[Short problem]: Repeat the listing below in full, exactly as it stands.

[Extracted records]
##############################

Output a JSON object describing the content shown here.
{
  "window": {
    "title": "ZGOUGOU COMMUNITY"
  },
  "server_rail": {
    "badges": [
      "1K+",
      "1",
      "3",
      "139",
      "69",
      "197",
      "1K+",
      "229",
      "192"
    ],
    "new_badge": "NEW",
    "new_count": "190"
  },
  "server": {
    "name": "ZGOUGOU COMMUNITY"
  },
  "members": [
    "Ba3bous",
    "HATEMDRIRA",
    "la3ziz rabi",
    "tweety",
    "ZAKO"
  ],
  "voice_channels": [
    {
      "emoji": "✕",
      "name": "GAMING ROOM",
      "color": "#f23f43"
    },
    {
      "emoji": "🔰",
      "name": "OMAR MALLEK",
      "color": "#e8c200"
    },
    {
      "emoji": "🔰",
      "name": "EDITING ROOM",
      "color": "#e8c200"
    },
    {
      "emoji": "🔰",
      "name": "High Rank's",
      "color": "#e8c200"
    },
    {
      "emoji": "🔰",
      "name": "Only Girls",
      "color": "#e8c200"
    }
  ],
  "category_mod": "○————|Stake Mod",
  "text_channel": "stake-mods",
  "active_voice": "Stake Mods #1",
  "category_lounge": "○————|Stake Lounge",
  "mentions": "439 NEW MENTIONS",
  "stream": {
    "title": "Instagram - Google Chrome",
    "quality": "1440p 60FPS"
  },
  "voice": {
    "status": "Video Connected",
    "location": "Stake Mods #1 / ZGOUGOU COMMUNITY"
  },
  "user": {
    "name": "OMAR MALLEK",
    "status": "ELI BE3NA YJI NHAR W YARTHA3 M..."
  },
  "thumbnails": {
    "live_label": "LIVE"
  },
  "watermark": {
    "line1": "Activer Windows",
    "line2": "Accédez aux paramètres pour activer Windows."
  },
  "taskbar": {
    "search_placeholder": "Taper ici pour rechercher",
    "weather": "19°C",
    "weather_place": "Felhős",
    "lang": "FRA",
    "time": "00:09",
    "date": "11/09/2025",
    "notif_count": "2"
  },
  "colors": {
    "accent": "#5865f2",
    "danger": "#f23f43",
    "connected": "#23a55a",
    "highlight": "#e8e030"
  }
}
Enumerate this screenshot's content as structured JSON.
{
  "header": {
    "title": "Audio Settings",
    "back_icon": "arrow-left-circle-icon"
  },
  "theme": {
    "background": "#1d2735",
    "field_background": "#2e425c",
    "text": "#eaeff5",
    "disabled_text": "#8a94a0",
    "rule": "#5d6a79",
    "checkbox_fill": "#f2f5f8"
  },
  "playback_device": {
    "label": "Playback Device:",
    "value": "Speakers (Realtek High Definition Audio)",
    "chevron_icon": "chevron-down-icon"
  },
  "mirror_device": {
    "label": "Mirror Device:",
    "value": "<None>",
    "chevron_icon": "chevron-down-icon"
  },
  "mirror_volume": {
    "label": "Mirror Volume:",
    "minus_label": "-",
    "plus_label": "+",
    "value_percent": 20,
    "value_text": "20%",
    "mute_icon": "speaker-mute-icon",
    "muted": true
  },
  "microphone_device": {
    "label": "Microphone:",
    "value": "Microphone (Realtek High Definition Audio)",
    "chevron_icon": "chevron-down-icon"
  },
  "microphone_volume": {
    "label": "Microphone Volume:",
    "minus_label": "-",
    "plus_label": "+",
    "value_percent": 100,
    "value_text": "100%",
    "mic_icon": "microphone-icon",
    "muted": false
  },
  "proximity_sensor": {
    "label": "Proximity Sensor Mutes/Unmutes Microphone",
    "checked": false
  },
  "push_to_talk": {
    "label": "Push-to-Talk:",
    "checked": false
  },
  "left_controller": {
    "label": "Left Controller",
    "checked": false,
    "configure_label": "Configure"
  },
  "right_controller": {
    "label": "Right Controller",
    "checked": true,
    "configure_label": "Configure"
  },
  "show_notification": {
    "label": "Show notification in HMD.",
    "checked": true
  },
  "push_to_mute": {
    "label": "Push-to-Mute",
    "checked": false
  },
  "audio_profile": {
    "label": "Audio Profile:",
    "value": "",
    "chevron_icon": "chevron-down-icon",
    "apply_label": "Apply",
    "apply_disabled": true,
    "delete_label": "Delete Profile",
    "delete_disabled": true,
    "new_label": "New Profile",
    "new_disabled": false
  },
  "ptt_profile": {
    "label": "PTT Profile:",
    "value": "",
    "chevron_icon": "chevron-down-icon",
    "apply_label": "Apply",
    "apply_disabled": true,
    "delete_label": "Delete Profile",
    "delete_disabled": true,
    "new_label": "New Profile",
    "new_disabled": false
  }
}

##############################

[Exercise result]:
Output a JSON object describing the content shown here.
{
  "window": {
    "title": "ZGOUGOU COMMUNITY"
  },
  "server_rail": {
    "badges": [
      "1K+",
      "1",
      "3",
      "139",
      "69",
      "197",
      "1K+",
      "229",
      "192"
    ],
    "new_badge": "NEW",
    "new_count": "190"
  },
  "server": {
    "name": "ZGOUGOU COMMUNITY"
  },
  "members": [
    "Ba3bous",
    "HATEMDRIRA",
    "la3ziz rabi",
    "tweety",
    "ZAKO"
  ],
  "voice_channels": [
    {
      "emoji": "✕",
      "name": "GAMING ROOM",
      "color": "#f23f43"
    },
    {
      "emoji": "🔰",
      "name": "OMAR MALLEK",
      "color": "#e8c200"
    },
    {
      "emoji": "🔰",
      "name": "EDITING ROOM",
      "color": "#e8c200"
    },
    {
      "emoji": "🔰",
      "name": "High Rank's",
      "color": "#e8c200"
    },
    {
      "emoji": "🔰",
      "name": "Only Girls",
      "color": "#e8c200"
    }
  ],
  "category_mod": "○————|Stake Mod",
  "text_channel": "stake-mods",
  "active_voice": "Stake Mods #1",
  "category_lounge": "○————|Stake Lounge",
  "mentions": "439 NEW MENTIONS",
  "stream": {
    "title": "Instagram - Google Chrome",
    "quality": "1440p 60FPS"
  },
  "voice": {
    "status": "Video Connected",
    "location": "Stake Mods #1 / ZGOUGOU COMMUNITY"
  },
  "user": {
    "name": "OMAR MALLEK",
    "status": "ELI BE3NA YJI NHAR W YARTHA3 M..."
  },
  "thumbnails": {
    "live_label": "LIVE"
  },
  "watermark": {
    "line1": "Activer Windows",
    "line2": "Accédez aux paramètres pour activer Windows."
  },
  "taskbar": {
    "search_placeholder": "Taper ici pour rechercher",
    "weather": "19°C",
    "weather_place": "Felhős",
    "lang": "FRA",
    "time": "00:09",
    "date": "11/09/2025",
    "notif_count": "2"
  },
  "colors": {
    "accent": "#5865f2",
    "danger": "#f23f43",
    "connected": "#23a55a",
    "highlight": "#e8e030"
  }
}
Enumerate this screenshot's content as structured JSON.
{
  "header": {
    "title": "Audio Settings",
    "back_icon": "arrow-left-circle-icon"
  },
  "theme": {
    "background": "#1d2735",
    "field_background": "#2e425c",
    "text": "#eaeff5",
    "disabled_text": "#8a94a0",
    "rule": "#5d6a79",
    "checkbox_fill": "#f2f5f8"
  },
  "playback_device": {
    "label": "Playback Device:",
    "value": "Speakers (Realtek High Definition Audio)",
    "chevron_icon": "chevron-down-icon"
  },
  "mirror_device": {
    "label": "Mirror Device:",
    "value": "<None>",
    "chevron_icon": "chevron-down-icon"
  },
  "mirror_volume": {
    "label": "Mirror Volume:",
    "minus_label": "-",
    "plus_label": "+",
    "value_percent": 20,
    "value_text": "20%",
    "mute_icon": "speaker-mute-icon",
    "muted": true
  },
  "microphone_device": {
    "label": "Microphone:",
    "value": "Microphone (Realtek High Definition Audio)",
    "chevron_icon": "chevron-down-icon"
  },
  "microphone_volume": {
    "label": "Microphone Volume:",
    "minus_label": "-",
    "plus_label": "+",
    "value_percent": 100,
    "value_text": "100%",
    "mic_icon": "microphone-icon",
    "muted": false
  },
  "proximity_sensor": {
    "label": "Proximity Sensor Mutes/Unmutes Microphone",
    "checked": false
  },
  "push_to_talk": {
    "label": "Push-to-Talk:",
    "checked": false
  },
  "left_controller": {
    "label": "Left Controller",
    "checked": false,
    "configure_label": "Configure"
  },
  "right_controller": {
    "label": "Right Controller",
    "checked": true,
    "configure_label": "Configure"
  },
  "show_notification": {
    "label": "Show notification in HMD.",
    "checked": true
  },
  "push_to_mute": {
    "label": "Push-to-Mute",
    "checked": false
  },
  "audio_profile": {
    "label": "Audio Profile:",
    "value": "",
    "chevron_icon": "chevron-down-icon",
    "apply_label": "Apply",
    "apply_disabled": true,
    "delete_label": "Delete Profile",
    "delete_disabled": true,
    "new_label": "New Profile",
    "new_disabled": false
  },
  "ptt_profile": {
    "label": "PTT Profile:",
    "value": "",
    "chevron_icon": "chevron-down-icon",
    "apply_label": "Apply",
    "apply_disabled": true,
    "delete_label": "Delete Profile",
    "delete_disabled": true,
    "new_label": "New Profile",
    "new_disabled": false
  }
}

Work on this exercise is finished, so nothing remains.